STATED GOAL: All of the listing below must be repeated word for word. Pictures are the only thing to omit.

___ ENTRIES SUPPLIED

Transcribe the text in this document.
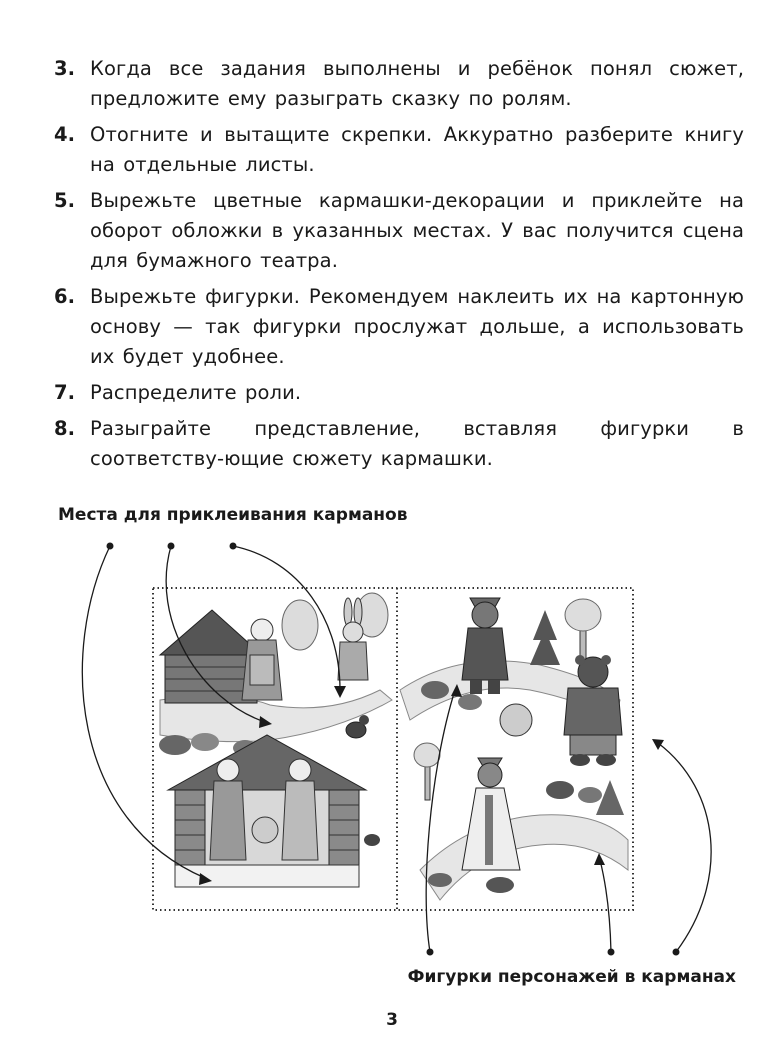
3. Когда все задания выполнены и ребёнок понял сюжет, предложите ему разыграть сказку по ролям.
4. Отогните и вытащите скрепки. Аккуратно разберите книгу на отдельные листы.
5. Вырежьте цветные кармашки-декорации и приклейте на оборот обложки в указанных местах. У вас получится сцена для бумажного театра.
6. Вырежьте фигурки. Рекомендуем наклеить их на картонную основу — так фигурки прослужат дольше, а использовать их будет удобнее.
7. Распределите роли.
8. Разыграйте представление, вставляя фигурки в соответству-ющие сюжету кармашки.
Места для приклеивания карманов
Фигурки персонажей в карманах
3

______

CORRECT ANSWER:
Transcribe the text in this document.
3. Когда все задания выполнены и ребёнок понял сюжет, предложите ему разыграть сказку по ролям.
4. Отогните и вытащите скрепки. Аккуратно разберите книгу на отдельные листы.
5. Вырежьте цветные кармашки-декорации и приклейте на оборот обложки в указанных местах. У вас получится сцена для бумажного театра.
6. Вырежьте фигурки. Рекомендуем наклеить их на картонную основу — так фигурки прослужат дольше, а использовать их будет удобнее.
7. Распределите роли.
8. Разыграйте представление, вставляя фигурки в соответству-ющие сюжету кармашки.
Места для приклеивания карманов
Фигурки персонажей в карманах
3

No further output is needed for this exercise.